**Task to complete:**
Give the listing again in full, exactly as written.

··· Available data

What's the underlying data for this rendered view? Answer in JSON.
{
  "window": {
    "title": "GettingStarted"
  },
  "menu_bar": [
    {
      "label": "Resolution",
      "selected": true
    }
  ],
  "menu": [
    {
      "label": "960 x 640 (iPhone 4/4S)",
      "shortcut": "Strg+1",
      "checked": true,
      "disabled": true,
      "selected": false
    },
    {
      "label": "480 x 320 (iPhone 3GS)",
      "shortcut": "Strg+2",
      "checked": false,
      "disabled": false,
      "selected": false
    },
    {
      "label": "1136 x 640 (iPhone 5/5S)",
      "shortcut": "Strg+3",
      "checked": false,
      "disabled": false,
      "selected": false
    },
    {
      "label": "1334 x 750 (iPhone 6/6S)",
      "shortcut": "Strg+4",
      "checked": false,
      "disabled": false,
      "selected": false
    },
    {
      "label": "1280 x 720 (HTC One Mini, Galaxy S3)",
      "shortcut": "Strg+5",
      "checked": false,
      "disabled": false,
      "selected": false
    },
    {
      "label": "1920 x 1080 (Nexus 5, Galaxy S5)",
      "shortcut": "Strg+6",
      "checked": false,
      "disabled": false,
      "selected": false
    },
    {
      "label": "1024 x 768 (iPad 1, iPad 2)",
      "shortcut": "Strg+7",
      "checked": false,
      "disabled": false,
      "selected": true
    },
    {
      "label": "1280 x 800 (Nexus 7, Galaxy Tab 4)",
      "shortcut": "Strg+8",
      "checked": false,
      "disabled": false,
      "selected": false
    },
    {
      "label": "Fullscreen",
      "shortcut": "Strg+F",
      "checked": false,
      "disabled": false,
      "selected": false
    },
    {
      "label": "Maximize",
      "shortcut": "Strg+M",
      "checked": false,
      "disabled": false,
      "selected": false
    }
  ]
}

······

**Correct result:**
What's the underlying data for this rendered view? Answer in JSON.
{
  "window": {
    "title": "GettingStarted"
  },
  "menu_bar": [
    {
      "label": "Resolution",
      "selected": true
    }
  ],
  "menu": [
    {
      "label": "960 x 640 (iPhone 4/4S)",
      "shortcut": "Strg+1",
      "checked": true,
      "disabled": true,
      "selected": false
    },
    {
      "label": "480 x 320 (iPhone 3GS)",
      "shortcut": "Strg+2",
      "checked": false,
      "disabled": false,
      "selected": false
    },
    {
      "label": "1136 x 640 (iPhone 5/5S)",
      "shortcut": "Strg+3",
      "checked": false,
      "disabled": false,
      "selected": false
    },
    {
      "label": "1334 x 750 (iPhone 6/6S)",
      "shortcut": "Strg+4",
      "checked": false,
      "disabled": false,
      "selected": false
    },
    {
      "label": "1280 x 720 (HTC One Mini, Galaxy S3)",
      "shortcut": "Strg+5",
      "checked": false,
      "disabled": false,
      "selected": false
    },
    {
      "label": "1920 x 1080 (Nexus 5, Galaxy S5)",
      "shortcut": "Strg+6",
      "checked": false,
      "disabled": false,
      "selected": false
    },
    {
      "label": "1024 x 768 (iPad 1, iPad 2)",
      "shortcut": "Strg+7",
      "checked": false,
      "disabled": false,
      "selected": true
    },
    {
      "label": "1280 x 800 (Nexus 7, Galaxy Tab 4)",
      "shortcut": "Strg+8",
      "checked": false,
      "disabled": false,
      "selected": false
    },
    {
      "label": "Fullscreen",
      "shortcut": "Strg+F",
      "checked": false,
      "disabled": false,
      "selected": false
    },
    {
      "label": "Maximize",
      "shortcut": "Strg+M",
      "checked": false,
      "disabled": false,
      "selected": false
    }
  ]
}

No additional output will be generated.